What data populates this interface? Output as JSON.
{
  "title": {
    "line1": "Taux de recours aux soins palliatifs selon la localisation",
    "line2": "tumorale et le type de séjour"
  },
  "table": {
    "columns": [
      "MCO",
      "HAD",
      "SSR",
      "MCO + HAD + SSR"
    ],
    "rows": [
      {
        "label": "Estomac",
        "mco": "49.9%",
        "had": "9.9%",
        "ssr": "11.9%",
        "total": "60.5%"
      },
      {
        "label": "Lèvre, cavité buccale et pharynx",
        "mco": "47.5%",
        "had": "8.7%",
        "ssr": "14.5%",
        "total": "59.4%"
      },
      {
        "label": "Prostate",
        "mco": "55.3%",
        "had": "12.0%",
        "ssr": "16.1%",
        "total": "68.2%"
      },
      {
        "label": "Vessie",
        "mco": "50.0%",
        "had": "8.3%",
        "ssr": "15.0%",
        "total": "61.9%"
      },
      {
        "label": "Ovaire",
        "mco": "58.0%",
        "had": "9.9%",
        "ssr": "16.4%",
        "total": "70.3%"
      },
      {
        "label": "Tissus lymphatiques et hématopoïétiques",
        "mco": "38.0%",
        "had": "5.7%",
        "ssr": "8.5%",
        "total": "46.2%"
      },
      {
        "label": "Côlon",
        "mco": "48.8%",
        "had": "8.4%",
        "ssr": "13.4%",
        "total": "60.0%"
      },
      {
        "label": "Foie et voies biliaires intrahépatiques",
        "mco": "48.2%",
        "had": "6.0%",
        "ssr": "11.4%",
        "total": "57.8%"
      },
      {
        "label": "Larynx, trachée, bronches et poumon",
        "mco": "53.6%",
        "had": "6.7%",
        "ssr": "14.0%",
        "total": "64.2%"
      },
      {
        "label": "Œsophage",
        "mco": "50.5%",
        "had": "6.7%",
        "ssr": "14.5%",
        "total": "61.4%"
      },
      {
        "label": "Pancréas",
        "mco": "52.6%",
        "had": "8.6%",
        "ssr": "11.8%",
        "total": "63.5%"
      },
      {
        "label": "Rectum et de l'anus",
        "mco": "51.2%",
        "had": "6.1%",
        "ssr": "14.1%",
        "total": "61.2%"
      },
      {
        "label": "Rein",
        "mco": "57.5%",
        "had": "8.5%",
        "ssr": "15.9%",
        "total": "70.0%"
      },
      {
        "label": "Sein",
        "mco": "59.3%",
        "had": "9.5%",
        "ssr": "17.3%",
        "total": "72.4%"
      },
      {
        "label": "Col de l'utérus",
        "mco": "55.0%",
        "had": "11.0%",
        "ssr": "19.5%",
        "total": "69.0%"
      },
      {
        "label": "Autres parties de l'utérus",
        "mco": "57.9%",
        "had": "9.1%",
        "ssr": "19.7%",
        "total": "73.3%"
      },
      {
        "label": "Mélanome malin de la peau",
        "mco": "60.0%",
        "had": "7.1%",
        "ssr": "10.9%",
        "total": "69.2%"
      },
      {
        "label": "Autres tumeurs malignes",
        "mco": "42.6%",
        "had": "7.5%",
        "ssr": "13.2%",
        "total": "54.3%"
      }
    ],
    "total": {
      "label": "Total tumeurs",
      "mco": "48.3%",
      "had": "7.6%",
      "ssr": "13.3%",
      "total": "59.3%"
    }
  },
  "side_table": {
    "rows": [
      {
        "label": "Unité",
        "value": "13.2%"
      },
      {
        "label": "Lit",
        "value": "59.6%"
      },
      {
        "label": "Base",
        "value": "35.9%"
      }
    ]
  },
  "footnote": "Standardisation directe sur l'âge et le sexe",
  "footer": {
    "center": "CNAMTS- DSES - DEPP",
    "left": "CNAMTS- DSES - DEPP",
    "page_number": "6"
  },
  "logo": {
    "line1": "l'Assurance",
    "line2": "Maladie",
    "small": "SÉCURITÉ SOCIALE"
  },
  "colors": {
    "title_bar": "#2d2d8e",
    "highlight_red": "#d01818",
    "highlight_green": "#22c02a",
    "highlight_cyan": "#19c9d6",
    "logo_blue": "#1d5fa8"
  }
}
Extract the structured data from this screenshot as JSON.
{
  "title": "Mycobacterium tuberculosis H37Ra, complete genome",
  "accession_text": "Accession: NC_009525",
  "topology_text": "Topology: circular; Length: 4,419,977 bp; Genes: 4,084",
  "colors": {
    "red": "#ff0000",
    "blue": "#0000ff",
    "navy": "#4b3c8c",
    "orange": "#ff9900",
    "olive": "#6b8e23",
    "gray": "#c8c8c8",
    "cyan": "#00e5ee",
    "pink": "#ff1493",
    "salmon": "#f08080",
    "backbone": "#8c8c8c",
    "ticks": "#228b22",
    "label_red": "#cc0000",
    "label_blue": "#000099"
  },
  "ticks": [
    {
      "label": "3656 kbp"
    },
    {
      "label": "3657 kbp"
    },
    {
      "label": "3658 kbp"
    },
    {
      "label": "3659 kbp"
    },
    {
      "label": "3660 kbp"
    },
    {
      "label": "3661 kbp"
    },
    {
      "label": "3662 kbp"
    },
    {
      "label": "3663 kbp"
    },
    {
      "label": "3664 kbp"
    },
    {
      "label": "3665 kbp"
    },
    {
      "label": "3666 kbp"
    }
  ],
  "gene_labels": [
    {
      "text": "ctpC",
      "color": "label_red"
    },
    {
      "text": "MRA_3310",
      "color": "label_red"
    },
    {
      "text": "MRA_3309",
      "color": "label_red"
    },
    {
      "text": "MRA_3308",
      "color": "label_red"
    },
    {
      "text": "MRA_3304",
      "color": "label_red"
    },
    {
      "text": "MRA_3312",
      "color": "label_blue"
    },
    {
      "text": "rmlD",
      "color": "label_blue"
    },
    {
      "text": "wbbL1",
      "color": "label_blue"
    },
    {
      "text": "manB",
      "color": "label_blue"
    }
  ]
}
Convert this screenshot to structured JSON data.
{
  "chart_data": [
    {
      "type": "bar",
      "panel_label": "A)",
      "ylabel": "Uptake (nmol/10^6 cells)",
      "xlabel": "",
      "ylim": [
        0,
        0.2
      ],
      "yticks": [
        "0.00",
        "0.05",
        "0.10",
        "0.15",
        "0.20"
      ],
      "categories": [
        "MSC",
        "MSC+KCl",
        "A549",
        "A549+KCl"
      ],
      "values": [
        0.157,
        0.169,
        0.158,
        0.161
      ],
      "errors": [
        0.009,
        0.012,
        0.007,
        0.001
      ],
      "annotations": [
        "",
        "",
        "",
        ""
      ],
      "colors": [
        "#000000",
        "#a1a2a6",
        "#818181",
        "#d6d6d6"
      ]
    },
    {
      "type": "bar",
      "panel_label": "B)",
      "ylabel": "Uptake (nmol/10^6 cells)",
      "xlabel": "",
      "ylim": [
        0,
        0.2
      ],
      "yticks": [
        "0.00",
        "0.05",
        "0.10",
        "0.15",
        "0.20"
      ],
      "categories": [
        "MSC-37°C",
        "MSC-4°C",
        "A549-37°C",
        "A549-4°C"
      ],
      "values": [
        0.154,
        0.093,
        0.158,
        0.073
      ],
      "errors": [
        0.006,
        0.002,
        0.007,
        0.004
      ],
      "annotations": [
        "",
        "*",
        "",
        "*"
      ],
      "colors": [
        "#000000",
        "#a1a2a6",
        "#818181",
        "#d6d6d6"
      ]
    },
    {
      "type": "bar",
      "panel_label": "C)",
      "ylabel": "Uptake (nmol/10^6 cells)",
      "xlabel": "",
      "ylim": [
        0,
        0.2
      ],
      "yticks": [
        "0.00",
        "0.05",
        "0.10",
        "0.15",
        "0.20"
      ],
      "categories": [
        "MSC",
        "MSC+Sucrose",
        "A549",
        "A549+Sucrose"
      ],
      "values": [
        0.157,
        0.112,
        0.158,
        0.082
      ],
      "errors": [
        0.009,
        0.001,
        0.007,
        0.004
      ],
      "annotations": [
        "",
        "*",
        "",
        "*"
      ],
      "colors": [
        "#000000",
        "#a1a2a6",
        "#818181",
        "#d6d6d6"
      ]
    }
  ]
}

================

◆ **BRIEF**:
Scan the entries and show every line in which the word "screenshot" is found.

◆ **TASK RESULT**:
Extract the structured data from this screenshot as JSON.
Convert this screenshot to structured JSON data.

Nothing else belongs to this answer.